**Task goal:** Convert everything in the data from the line containing "423, 606, 443)" down to the line containing "minimize-button[interactable] (618, 340, 648, 364)" into a numbered list. Include both of those lines and leave out any blank lines.

**Input for this task:**
==*==

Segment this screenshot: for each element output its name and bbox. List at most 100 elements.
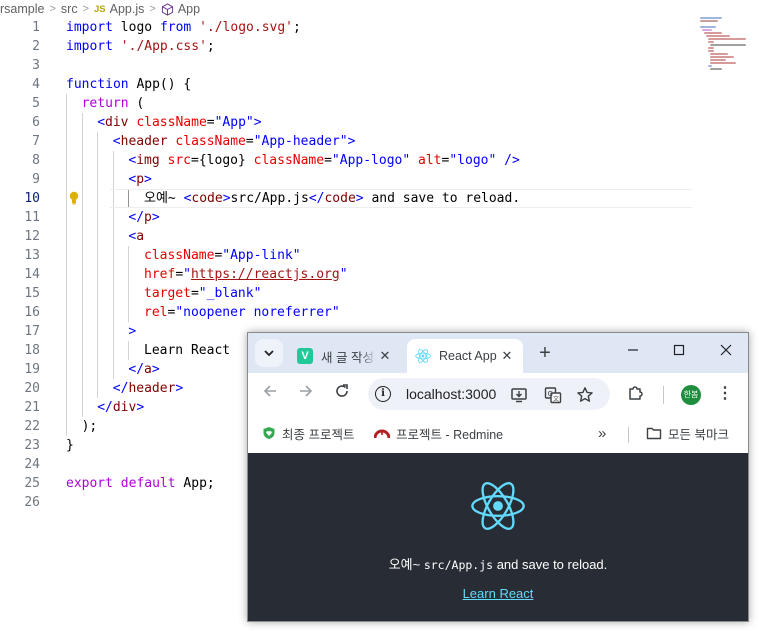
bookmarks-overflow-button[interactable]: » (598, 423, 606, 443)
line-number: 15 (24, 286, 40, 301)
code-line[interactable]: 6 <div className="App"> (0, 113, 760, 132)
code-token: logo (112, 20, 160, 35)
indent-guide (66, 94, 67, 113)
bookmarks-bar: 최종 프로젝트 프로젝트 - Redmine » 모든 북마크 (248, 415, 748, 453)
line-number: 4 (32, 77, 40, 92)
close-icon[interactable]: ✕ (499, 348, 515, 364)
line-number: 20 (24, 381, 40, 396)
tab-title: 새 글 작성 (321, 350, 374, 365)
code-text: return ( (82, 94, 145, 113)
symbol-cube-icon (161, 2, 173, 16)
code-line[interactable]: 14 href="https://reactjs.org" (0, 265, 760, 284)
indent-guide (128, 284, 130, 303)
code-token: code (324, 191, 356, 206)
code-token: className (175, 134, 246, 149)
code-token: div (112, 400, 137, 415)
code-line[interactable]: 11 </p> (0, 208, 760, 227)
indent-guide (128, 189, 130, 208)
code-line[interactable]: 8 <img src={logo} className="App-logo" al… (0, 151, 760, 170)
indent-guide (112, 208, 114, 227)
line-number: 17 (24, 324, 40, 339)
line-number: 8 (32, 153, 40, 168)
code-token: "App-logo" (331, 153, 411, 168)
bookmarks-divider (628, 427, 629, 443)
indent-guide (81, 246, 83, 265)
tab-react-app[interactable]: React App ✕ (407, 339, 523, 373)
code-token: = (324, 153, 332, 168)
new-tab-button[interactable]: + (533, 340, 557, 366)
code-line[interactable]: 16 rel="noopener noreferrer" (0, 303, 760, 322)
more-menu-icon[interactable]: ⋮ (716, 383, 734, 405)
code-token: return (81, 96, 129, 111)
site-info-icon[interactable]: i (375, 386, 391, 402)
reload-button[interactable] (330, 382, 354, 406)
indent-guide (81, 360, 83, 379)
tab-new-post[interactable]: V 새 글 작성 ✕ (289, 339, 401, 373)
breadcrumb-file[interactable]: App.js (110, 2, 145, 16)
code-line[interactable]: 12 <a (0, 227, 760, 246)
all-bookmarks-button[interactable]: 모든 북마크 (646, 423, 729, 443)
minimize-button[interactable] (618, 340, 648, 364)
breadcrumb-symbol[interactable]: App (178, 2, 200, 16)
indent-guide (81, 322, 83, 341)
react-logo-icon (471, 482, 525, 530)
address-bar[interactable]: i localhost:3000 G 文 (368, 378, 610, 410)
code-line[interactable]: 5 return ( (0, 94, 760, 113)
bookmark-final-project[interactable]: 최종 프로젝트 (262, 423, 354, 443)
toolbar-divider (663, 386, 664, 404)
code-token: './logo.svg' (199, 20, 293, 35)
maximize-button[interactable] (664, 340, 694, 364)
translate-icon[interactable]: G 文 (544, 386, 562, 404)
indent-guide (112, 246, 114, 265)
bookmark-redmine[interactable]: 프로젝트 - Redmine (374, 423, 503, 443)
code-token: "noopener noreferrer" (175, 305, 340, 320)
code-line[interactable]: 2 import './App.css'; (0, 37, 760, 56)
back-button[interactable] (258, 382, 282, 406)
close-icon[interactable]: ✕ (377, 348, 393, 364)
indent-guide (97, 189, 99, 208)
code-line[interactable]: 13 className="App-link" (0, 246, 760, 265)
code-token: rel (144, 305, 168, 320)
browser-window[interactable]: V 새 글 작성 ✕ React App ✕ + i localhost:300… (247, 332, 749, 622)
minimap[interactable] (700, 17, 746, 73)
code-line[interactable]: 4 function App() { (0, 75, 760, 94)
code-token: = (245, 134, 254, 149)
code-line[interactable]: 9 <p> (0, 170, 760, 189)
code-line[interactable]: 3 (0, 56, 760, 75)
code-token: App() { (128, 77, 192, 92)
code-token: </ (97, 400, 113, 415)
page-paragraph: 오예~ src/App.js and save to reload. (248, 554, 748, 573)
extensions-puzzle-icon[interactable] (627, 384, 645, 402)
code-line[interactable]: 10 오예~ <code>src/App.js</code> and save t… (0, 189, 760, 208)
line-number: 9 (32, 172, 40, 187)
breadcrumb-root[interactable]: rsample (0, 2, 44, 16)
svg-text:文: 文 (553, 395, 559, 403)
lightbulb-icon[interactable] (68, 191, 80, 205)
code-text: </header> (113, 379, 183, 398)
learn-react-link[interactable]: Learn React (463, 586, 534, 601)
browser-toolbar: i localhost:3000 G 文 한봄 ⋮ (248, 373, 748, 415)
code-line[interactable]: 15 target="_blank" (0, 284, 760, 303)
close-window-button[interactable] (711, 340, 741, 364)
install-app-icon[interactable] (510, 386, 528, 404)
forward-button[interactable] (294, 382, 318, 406)
indent-guide (81, 113, 83, 132)
code-text: </div> (97, 398, 144, 417)
bookmark-star-icon[interactable] (576, 386, 594, 404)
profile-avatar[interactable]: 한봄 (681, 385, 701, 405)
indent-guide (112, 284, 114, 303)
code-text: target="_blank" (144, 284, 261, 303)
indent-guide (97, 360, 99, 379)
code-token: p (144, 210, 152, 225)
indent-guide (97, 170, 99, 189)
page-viewport: 오예~ src/App.js and save to reload. Learn… (248, 453, 748, 621)
code-line[interactable]: 1 import logo from './logo.svg'; (0, 18, 760, 37)
breadcrumb-folder[interactable]: src (61, 2, 78, 16)
arrow-right-icon (300, 385, 313, 397)
code-line[interactable]: 7 <header className="App-header"> (0, 132, 760, 151)
code-text: import logo from './logo.svg'; (66, 18, 301, 37)
tab-search-button[interactable] (255, 339, 283, 367)
indent-guide (66, 189, 67, 208)
indent-guide (97, 284, 99, 303)
url-text[interactable]: localhost:3000 (406, 386, 496, 402)
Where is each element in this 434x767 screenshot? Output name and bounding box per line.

==*==

**Written reply:**
1. bookmarks-overflow-button[interactable]: » (598, 423, 606, 443)
2. line-number: 15 (24, 286, 40, 301)
3. code-line[interactable]: 6 <div className="App"> (0, 113, 760, 132)
4. code-token: logo (112, 20, 160, 35)
5. indent-guide (66, 94, 67, 113)
6. bookmarks-bar: 최종 프로젝트 프로젝트 - Redmine » 모든 북마크 (248, 415, 748, 453)
7. line-number: 4 (32, 77, 40, 92)
8. close-icon[interactable]: ✕ (499, 348, 515, 364)
9. line-number: 20 (24, 381, 40, 396)
10. tab-title: 새 글 작성 (321, 350, 374, 365)
11. code-text: return ( (82, 94, 145, 113)
12. symbol-cube-icon (161, 2, 173, 16)
13. code-line[interactable]: 14 href="https://reactjs.org" (0, 265, 760, 284)
14. indent-guide (128, 284, 130, 303)
15. code-token: code (324, 191, 356, 206)
16. code-token: className (175, 134, 246, 149)
17. code-token: div (112, 400, 137, 415)
18. code-line[interactable]: 11 </p> (0, 208, 760, 227)
19. indent-guide (128, 189, 130, 208)
20. code-line[interactable]: 8 <img src={logo} className="App-logo" al… (0, 151, 760, 170)
21. indent-guide (112, 208, 114, 227)
22. line-number: 17 (24, 324, 40, 339)
23. line-number: 8 (32, 153, 40, 168)
24. code-token: "App-logo" (331, 153, 411, 168)
25. bookmarks-divider (628, 427, 629, 443)
26. indent-guide (81, 246, 83, 265)
27. tab-react-app[interactable]: React App ✕ (407, 339, 523, 373)
28. code-token: = (324, 153, 332, 168)
29. new-tab-button[interactable]: + (533, 340, 557, 366)
30. code-line[interactable]: 16 rel="noopener noreferrer" (0, 303, 760, 322)
31. more-menu-icon[interactable]: ⋮ (716, 383, 734, 405)
32. code-token: return (81, 96, 129, 111)
33. site-info-icon[interactable]: i (375, 386, 391, 402)
34. reload-button[interactable] (330, 382, 354, 406)
35. indent-guide (81, 360, 83, 379)
36. tab-new-post[interactable]: V 새 글 작성 ✕ (289, 339, 401, 373)
37. breadcrumb-file[interactable]: App.js (110, 2, 145, 16)
38. code-line[interactable]: 12 <a (0, 227, 760, 246)
39. all-bookmarks-button[interactable]: 모든 북마크 (646, 423, 729, 443)
40. minimize-button[interactable] (618, 340, 648, 364)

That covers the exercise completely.